### OBJECTIVE
From the entries below, gather each line containing the word "TradingView".

== EXERCISE MATERIAL

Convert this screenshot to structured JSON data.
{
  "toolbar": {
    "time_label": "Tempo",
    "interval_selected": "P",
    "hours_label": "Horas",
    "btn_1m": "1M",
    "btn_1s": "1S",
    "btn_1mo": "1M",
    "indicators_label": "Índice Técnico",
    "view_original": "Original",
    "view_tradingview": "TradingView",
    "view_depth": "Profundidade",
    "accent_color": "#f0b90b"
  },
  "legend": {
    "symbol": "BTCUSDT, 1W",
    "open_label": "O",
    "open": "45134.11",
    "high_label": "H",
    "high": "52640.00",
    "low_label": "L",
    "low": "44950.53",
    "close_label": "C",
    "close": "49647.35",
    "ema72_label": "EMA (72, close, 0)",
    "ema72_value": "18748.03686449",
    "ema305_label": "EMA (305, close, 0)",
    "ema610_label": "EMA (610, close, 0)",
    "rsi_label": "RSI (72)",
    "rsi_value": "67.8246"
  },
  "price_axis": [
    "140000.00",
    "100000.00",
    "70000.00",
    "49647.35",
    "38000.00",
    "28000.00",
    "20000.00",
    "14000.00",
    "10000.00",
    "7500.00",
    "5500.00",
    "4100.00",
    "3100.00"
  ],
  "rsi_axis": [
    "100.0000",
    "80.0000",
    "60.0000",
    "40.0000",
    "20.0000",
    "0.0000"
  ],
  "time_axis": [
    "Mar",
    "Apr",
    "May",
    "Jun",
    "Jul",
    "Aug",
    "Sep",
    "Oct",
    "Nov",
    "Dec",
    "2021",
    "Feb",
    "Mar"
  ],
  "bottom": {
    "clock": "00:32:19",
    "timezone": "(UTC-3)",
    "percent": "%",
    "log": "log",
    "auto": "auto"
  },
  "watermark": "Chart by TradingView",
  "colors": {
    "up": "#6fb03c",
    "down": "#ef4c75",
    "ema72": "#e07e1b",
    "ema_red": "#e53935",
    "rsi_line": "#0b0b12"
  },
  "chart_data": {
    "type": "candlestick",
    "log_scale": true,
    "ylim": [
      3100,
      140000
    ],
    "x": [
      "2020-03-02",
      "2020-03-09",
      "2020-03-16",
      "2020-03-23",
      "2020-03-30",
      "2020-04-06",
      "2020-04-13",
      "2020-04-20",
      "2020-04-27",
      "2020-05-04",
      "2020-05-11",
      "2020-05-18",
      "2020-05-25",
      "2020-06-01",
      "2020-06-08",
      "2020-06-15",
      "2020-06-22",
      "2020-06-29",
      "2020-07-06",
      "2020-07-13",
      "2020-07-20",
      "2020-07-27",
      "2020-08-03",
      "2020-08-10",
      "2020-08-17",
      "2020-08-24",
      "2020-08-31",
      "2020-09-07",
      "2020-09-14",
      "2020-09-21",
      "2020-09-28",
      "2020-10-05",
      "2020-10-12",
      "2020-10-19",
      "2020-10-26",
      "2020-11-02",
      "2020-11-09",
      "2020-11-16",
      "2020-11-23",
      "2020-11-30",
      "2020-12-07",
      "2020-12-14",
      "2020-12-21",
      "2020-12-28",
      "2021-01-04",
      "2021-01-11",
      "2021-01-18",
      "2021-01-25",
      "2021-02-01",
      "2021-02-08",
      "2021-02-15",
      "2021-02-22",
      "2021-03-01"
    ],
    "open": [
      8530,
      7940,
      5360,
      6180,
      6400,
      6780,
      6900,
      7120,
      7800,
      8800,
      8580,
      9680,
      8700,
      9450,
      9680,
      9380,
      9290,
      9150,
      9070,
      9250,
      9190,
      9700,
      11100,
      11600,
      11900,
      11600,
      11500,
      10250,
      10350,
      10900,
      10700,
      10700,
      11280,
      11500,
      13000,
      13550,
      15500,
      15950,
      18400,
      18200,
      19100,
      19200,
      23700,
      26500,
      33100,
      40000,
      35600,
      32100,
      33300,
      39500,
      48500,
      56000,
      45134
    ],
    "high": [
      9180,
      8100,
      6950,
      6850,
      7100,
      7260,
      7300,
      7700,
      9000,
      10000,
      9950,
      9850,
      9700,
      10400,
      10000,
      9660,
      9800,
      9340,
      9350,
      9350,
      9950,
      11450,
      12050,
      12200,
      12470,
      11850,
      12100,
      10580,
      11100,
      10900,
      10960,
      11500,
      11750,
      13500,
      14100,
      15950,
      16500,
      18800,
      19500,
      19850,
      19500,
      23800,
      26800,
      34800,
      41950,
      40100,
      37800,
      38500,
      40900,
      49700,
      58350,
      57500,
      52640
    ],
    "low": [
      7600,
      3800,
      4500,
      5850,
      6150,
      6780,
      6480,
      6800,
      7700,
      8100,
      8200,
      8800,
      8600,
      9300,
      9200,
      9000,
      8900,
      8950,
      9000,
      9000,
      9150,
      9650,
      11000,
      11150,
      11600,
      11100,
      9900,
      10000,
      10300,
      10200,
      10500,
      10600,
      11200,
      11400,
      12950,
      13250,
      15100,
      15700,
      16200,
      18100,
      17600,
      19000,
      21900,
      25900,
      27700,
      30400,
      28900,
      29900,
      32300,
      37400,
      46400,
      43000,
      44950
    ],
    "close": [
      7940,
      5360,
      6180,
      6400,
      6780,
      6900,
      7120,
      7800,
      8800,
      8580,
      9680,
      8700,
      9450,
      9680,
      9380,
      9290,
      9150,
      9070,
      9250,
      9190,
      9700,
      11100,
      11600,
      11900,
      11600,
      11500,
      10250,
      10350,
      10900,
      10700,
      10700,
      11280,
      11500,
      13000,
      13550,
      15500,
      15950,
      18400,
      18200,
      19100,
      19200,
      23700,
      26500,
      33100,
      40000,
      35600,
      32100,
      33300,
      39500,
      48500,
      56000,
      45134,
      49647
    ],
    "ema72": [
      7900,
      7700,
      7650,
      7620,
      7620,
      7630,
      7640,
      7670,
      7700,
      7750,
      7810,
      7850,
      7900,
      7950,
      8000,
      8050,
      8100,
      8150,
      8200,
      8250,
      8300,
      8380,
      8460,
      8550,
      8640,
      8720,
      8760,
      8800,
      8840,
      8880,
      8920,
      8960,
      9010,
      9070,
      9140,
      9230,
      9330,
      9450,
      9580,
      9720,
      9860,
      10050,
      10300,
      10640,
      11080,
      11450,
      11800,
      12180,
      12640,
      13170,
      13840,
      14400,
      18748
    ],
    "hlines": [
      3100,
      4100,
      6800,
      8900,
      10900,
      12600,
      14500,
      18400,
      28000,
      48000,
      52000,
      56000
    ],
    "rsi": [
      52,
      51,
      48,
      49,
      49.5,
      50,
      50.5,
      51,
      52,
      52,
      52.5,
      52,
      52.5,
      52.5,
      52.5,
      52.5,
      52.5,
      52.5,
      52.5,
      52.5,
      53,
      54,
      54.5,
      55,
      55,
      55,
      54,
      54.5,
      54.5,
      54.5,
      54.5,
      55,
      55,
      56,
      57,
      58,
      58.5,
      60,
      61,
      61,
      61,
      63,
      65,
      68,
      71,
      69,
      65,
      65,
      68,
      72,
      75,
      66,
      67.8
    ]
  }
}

====

### SOLUTION TO THIS TASK
    "view_tradingview": "TradingView",
  "watermark": "Chart by TradingView",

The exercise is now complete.